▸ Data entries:
****

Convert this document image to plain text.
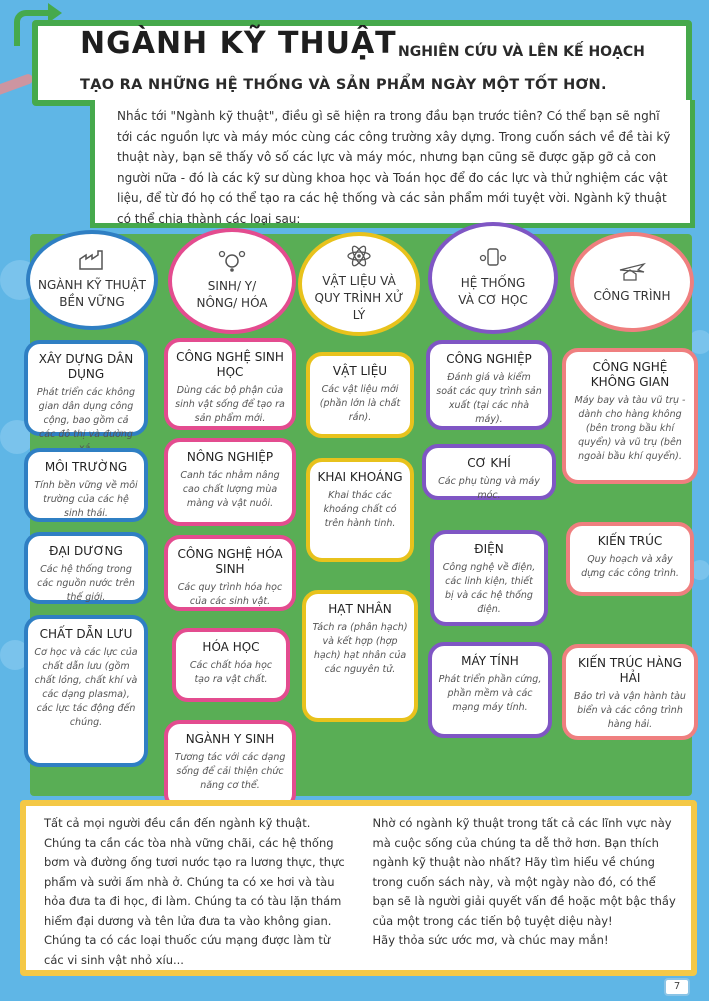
NGÀNH KỸ THUẬT NGHIÊN CỨU VÀ LÊN KẾ HOẠCH
TẠO RA NHỮNG HỆ THỐNG VÀ SẢN PHẨM NGÀY MỘT TỐT HƠN.

Nhắc tới "Ngành kỹ thuật", điều gì sẽ hiện ra trong đầu bạn trước tiên? Có thể bạn sẽ nghĩ tới các nguồn lực và máy móc cùng các công trường xây dựng. Trong cuốn sách về đề tài kỹ thuật này, bạn sẽ thấy vô số các lực và máy móc, nhưng bạn cũng sẽ được gặp gỡ cả con người nữa - đó là các kỹ sư dùng khoa học và Toán học để đo các lực và thử nghiệm các vật liệu, để từ đó họ có thể tạo ra các hệ thống và các sản phẩm mới tuyệt vời. Ngành kỹ thuật có thể chia thành các loại sau:

NGÀNH KỸ THUẬT BỀN VỮNG
XÂY DỰNG DÂN DỤNG
Phát triển các không gian dân dụng công cộng, bao gồm cả các đô thị và đường
MÔI TRƯỜNG
Tính bền vững về môi trường của các hệ sinh thái.
ĐẠI DƯƠNG
Các hệ thống trong các nguồn nước trên thế giới.
CHẤT DẪN LƯU
Cơ học và các lực của chất dẫn lưu (gồm chất lỏng, chất khí và các dạng plasma), các lực tác động đến chúng.
SINH/ Y/ NÔNG/ HÓA
CÔNG NGHỆ SINH HỌC
Dùng các bộ phận của sinh vật sống để tạo ra sản phẩm mới.
NÔNG NGHIỆP
Canh tác nhằm nâng cao chất lượng mùa màng và vật nuôi.
CÔNG NGHỆ HÓA SINH
Các quy trình hóa học của các sinh vật.
HÓA HỌC
Các chất hóa học tạo ra vật chất.
NGÀNH Y SINH
Tương tác với các dạng sống để cải thiện chức năng cơ thể.
VẬT LIỆU VÀ QUY TRÌNH XỬ LÝ
VẬT LIỆU
Các vật liệu mới (phần lớn là chất rắn).
KHAI KHOÁNG
Khai thác các khoáng chất có trên hành tinh.
HẠT NHÂN
Tách ra (phân hạch) và kết hợp (hợp hạch) hạt nhân của các nguyên tử.
HỆ THỐNG VÀ CƠ HỌC
CÔNG NGHIỆP
Đánh giá và kiểm soát các quy trình sản xuất (tại các nhà máy).
CƠ KHÍ
Các phụ tùng và máy móc.
ĐIỆN
Công nghệ về điện, các linh kiện, thiết bị và các hệ thống điện.
MÁY TÍNH
Phát triển phần cứng, phần mềm và các mạng máy tính.
CÔNG TRÌNH
CÔNG NGHỆ KHÔNG GIAN
Máy bay và tàu vũ trụ - dành cho hàng không (bên trong bầu khí quyển) và vũ trụ (bên ngoài bầu khí quyển).
KIẾN TRÚC
Quy hoạch và xây dựng các công trình.
KIẾN TRÚC HÀNG HẢI
Bảo trì và vận hành tàu biển và các công trình hàng hải.

Tất cả mọi người đều cần đến ngành kỹ thuật. Chúng ta cần các tòa nhà vững chãi, các hệ thống bơm và đường ống tươi nước tạo ra lương thực, thực phẩm và sưởi ấm nhà ở. Chúng ta có xe hơi và tàu hỏa đưa ta đi học, đi làm. Chúng ta có tàu lặn thám hiểm đại dương và tên lửa đưa ta vào không gian. Chúng ta có các loại thuốc cứu mạng được làm từ các vi sinh vật nhỏ xíu...

Nhờ có ngành kỹ thuật trong tất cả các lĩnh vực này mà cuộc sống của chúng ta dễ thở hơn. Bạn thích ngành kỹ thuật nào nhất? Hãy tìm hiểu về chúng trong cuốn sách này, và một ngày nào đó, có thể bạn sẽ là người giải quyết vấn đề hoặc một bậc thầy của một trong các tiến bộ tuyệt diệu này!

Hãy thỏa sức ước mơ, và chúc may mắn!

7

****

▸ EXERCISE PROMPT: Go through the entries above and count the lines containing the word "phần"; give only that count.

▸ CORRECT RESULT: 2